研究分担者 |
QIAN ZhiーGua 上海自然史博物館, 副部長
LIU PeiーGui 中国科学院, 昆明植物研究所・隠花植物標本館, 部長助教授
LIU ZhongーLi 上海自然博物館, 部長
服部 力 農水省, 森林総合研究所, 研究員
ZANG Mu 中国科学院, 昆明植物研究所・隠花植物標本館, 館長教授
阿部 恭久 農水省, 森林総合研究所, 室長
原田 浩 千葉県立中央博物館, 植物科, 主任技師 (60250148)
高橋 弘 岐阜大, 教育学部, 助教授 (40021331)
田中 千尋 京大, 農学部農薬研究施設, 助手 (60263133)
津田 盛也 京大, 農学部農薬研究施設, 助教授 (10026578)
八田 洋章 国立科学博物館, 筑波実験植物園, 主任研究官 (70132694)
内田 裕一 (門田 裕一) 国立科学博物館, 植物研究部, 主任研究官 (30124184)
樋口 正信 国立科学博物館, 植物研究部, 研究官 (10189772)

_対象データ_

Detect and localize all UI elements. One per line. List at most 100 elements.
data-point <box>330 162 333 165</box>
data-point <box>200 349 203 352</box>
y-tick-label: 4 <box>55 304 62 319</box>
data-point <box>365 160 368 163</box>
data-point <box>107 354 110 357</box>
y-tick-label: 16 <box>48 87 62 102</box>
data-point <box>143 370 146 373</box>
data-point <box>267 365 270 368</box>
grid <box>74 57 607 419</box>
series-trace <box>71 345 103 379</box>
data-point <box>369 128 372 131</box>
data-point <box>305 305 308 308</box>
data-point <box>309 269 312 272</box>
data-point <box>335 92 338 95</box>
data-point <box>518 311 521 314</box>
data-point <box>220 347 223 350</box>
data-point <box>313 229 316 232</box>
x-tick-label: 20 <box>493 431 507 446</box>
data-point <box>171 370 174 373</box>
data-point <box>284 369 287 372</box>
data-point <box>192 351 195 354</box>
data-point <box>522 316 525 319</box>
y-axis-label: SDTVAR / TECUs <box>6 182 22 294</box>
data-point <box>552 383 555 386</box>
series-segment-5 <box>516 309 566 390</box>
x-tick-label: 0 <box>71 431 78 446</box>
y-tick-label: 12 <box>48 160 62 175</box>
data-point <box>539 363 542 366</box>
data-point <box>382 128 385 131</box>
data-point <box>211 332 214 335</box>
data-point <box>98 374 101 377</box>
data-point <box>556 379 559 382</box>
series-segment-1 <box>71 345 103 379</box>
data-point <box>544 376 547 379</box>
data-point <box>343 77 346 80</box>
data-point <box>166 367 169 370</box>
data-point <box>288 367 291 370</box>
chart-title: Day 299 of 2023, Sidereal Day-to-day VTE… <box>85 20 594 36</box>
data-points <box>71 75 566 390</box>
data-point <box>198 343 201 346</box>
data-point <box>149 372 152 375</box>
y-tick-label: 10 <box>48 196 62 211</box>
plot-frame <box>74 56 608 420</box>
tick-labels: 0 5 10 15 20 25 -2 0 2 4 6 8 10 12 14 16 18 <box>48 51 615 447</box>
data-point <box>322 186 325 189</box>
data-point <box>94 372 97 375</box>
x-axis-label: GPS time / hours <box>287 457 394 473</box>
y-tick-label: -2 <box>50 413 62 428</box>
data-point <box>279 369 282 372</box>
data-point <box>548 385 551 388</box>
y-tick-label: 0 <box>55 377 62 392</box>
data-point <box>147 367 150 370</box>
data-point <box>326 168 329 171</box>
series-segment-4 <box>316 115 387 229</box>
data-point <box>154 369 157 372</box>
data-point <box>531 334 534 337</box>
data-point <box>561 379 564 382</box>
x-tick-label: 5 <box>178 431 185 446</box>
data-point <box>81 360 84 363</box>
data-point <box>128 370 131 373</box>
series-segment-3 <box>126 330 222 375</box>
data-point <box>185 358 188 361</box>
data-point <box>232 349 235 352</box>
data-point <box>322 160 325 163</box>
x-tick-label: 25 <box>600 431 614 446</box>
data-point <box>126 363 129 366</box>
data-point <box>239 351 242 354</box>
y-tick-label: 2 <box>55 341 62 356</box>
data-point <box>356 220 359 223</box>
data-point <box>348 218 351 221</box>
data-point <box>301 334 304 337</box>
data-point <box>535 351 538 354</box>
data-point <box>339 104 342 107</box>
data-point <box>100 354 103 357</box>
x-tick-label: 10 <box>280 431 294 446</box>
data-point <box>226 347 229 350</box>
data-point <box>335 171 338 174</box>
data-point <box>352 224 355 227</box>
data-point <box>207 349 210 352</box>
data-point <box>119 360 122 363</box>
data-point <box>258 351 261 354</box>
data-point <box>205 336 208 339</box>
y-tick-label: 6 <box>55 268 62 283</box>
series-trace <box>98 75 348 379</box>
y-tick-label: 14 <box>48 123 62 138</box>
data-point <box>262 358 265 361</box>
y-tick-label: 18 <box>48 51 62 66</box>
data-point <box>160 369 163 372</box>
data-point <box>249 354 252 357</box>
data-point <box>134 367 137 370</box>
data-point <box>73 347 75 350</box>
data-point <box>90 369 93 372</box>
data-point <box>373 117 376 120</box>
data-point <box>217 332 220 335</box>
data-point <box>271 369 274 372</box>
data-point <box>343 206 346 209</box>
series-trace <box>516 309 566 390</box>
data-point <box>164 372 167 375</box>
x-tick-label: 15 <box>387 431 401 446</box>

_課題一覧_
a – 研究分担者の名簿について、次の問いに答えよ。
(i) 中国科学院昆明植物研究所・隠花植物標本館で館長教授を務めるのは誰か。
(ii) 千葉県立中央博物館の原田浩の職名は何か。
(iii) 樋口正信の名前の後ろの括弧内に示された番号は何か。
b – 研究分担者の名簿を、最後の行の後から書き継げ。

_番号別解答_
a –
(i) ZANG Mu
(ii) 主任技師
(iii) 10189772

b –
近田 文弘 国立科学博物館, 植物研究部, 室長 (60021945)
小山 博滋 国立科学博物館, 植物研究部, 部長 (90000132)
KADOTA Yichi Curator, Dept.of Botany, National Science Museum, Tokyo
銭 之広 中国上海自然博物館植物研究部, 副部長
王 立松 中国科学院昆明植物研究所, 研究員
〓 仲苓 中国上海自然博物館植物研究部, 部長
〓 培貴 中国科学院昆明植物研究所, 助教授
臧 穆 中国科学院昆明植物研究所, 教授
前川 二太郎 (財)日本きのこセンター, 菌蕈研究所, 室長 (00142638)
田中 次郎 国立科学博物館, 植物研究部, 主任研究官 (30167499)
柏谷 博之 国立科学博物館, 植物研究部, 室長 (10000142)
中池 敏之 国立科学博物館, 植物研究部, 主任研究官 (20000135)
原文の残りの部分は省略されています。